* start Input *

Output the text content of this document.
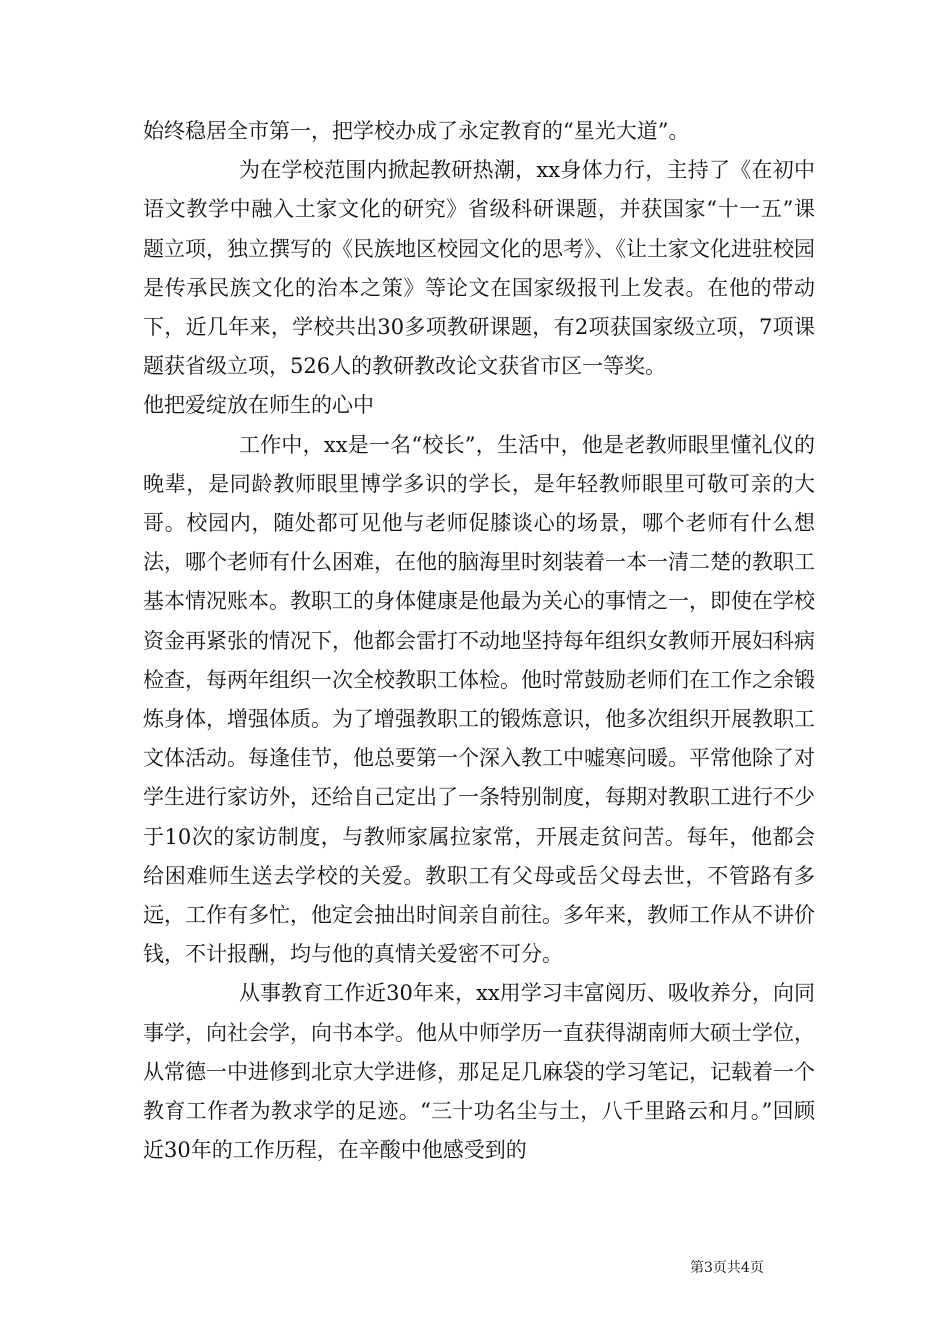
始终稳居全市第一，把学校办成了永定教育的“星光大道”。

为在学校范围内掀起教研热潮，xx身体力行，主持了《在初中语文教学中融入土家文化的研究》省级科研课题，并获国家“十一五”课题立项，独立撰写的《民族地区校园文化的思考》、《让土家文化进驻校园是传承民族文化的治本之策》等论文在国家级报刊上发表。在他的带动下，近几年来，学校共出30多项教研课题，有2项获国家级立项，7项课题获省级立项，526人的教研教改论文获省市区一等奖。

他把爱绽放在师生的心中

工作中，xx是一名“校长”，生活中，他是老教师眼里懂礼仪的晚辈，是同龄教师眼里博学多识的学长，是年轻教师眼里可敬可亲的大哥。校园内，随处都可见他与老师促膝谈心的场景，哪个老师有什么想法，哪个老师有什么困难，在他的脑海里时刻装着一本一清二楚的教职工基本情况账本。教职工的身体健康是他最为关心的事情之一，即使在学校资金再紧张的情况下，他都会雷打不动地坚持每年组织女教师开展妇科病检查，每两年组织一次全校教职工体检。他时常鼓励老师们在工作之余锻炼身体，增强体质。为了增强教职工的锻炼意识，他多次组织开展教职工文体活动。每逢佳节，他总要第一个深入教工中嘘寒问暖。平常他除了对学生进行家访外，还给自己定出了一条特别制度，每期对教职工进行不少于10次的家访制度，与教师家属拉家常，开展走贫问苦。每年，他都会给困难师生送去学校的关爱。教职工有父母或岳父母去世，不管路有多远，工作有多忙，他定会抽出时间亲自前往。多年来，教师工作从不讲价钱，不计报酬，均与他的真情关爱密不可分。

从事教育工作近30年来，xx用学习丰富阅历、吸收养分，向同事学，向社会学，向书本学。他从中师学历一直获得湖南师大硕士学位，从常德一中进修到北京大学进修，那足足几麻袋的学习笔记，记载着一个教育工作者为教求学的足迹。“三十功名尘与土，八千里路云和月。”回顾近30年的工作历程，在辛酸中他感受到的

第3页共4页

* end Input *

§ **Task instructions**: Write out each line again precisely as it appears, skipping every picture.

§ **Finished answer**:
Output the text content of this document.
始终稳居全市第一，把学校办成了永定教育的“星光大道”。

为在学校范围内掀起教研热潮，xx身体力行，主持了《在初中语文教学中融入土家文化的研究》省级科研课题，并获国家“十一五”课题立项，独立撰写的《民族地区校园文化的思考》、《让土家文化进驻校园是传承民族文化的治本之策》等论文在国家级报刊上发表。在他的带动下，近几年来，学校共出30多项教研课题，有2项获国家级立项，7项课题获省级立项，526人的教研教改论文获省市区一等奖。

他把爱绽放在师生的心中

工作中，xx是一名“校长”，生活中，他是老教师眼里懂礼仪的晚辈，是同龄教师眼里博学多识的学长，是年轻教师眼里可敬可亲的大哥。校园内，随处都可见他与老师促膝谈心的场景，哪个老师有什么想法，哪个老师有什么困难，在他的脑海里时刻装着一本一清二楚的教职工基本情况账本。教职工的身体健康是他最为关心的事情之一，即使在学校资金再紧张的情况下，他都会雷打不动地坚持每年组织女教师开展妇科病检查，每两年组织一次全校教职工体检。他时常鼓励老师们在工作之余锻炼身体，增强体质。为了增强教职工的锻炼意识，他多次组织开展教职工文体活动。每逢佳节，他总要第一个深入教工中嘘寒问暖。平常他除了对学生进行家访外，还给自己定出了一条特别制度，每期对教职工进行不少于10次的家访制度，与教师家属拉家常，开展走贫问苦。每年，他都会给困难师生送去学校的关爱。教职工有父母或岳父母去世，不管路有多远，工作有多忙，他定会抽出时间亲自前往。多年来，教师工作从不讲价钱，不计报酬，均与他的真情关爱密不可分。

从事教育工作近30年来，xx用学习丰富阅历、吸收养分，向同事学，向社会学，向书本学。他从中师学历一直获得湖南师大硕士学位，从常德一中进修到北京大学进修，那足足几麻袋的学习笔记，记载着一个教育工作者为教求学的足迹。“三十功名尘与土，八千里路云和月。”回顾近30年的工作历程，在辛酸中他感受到的

第3页共4页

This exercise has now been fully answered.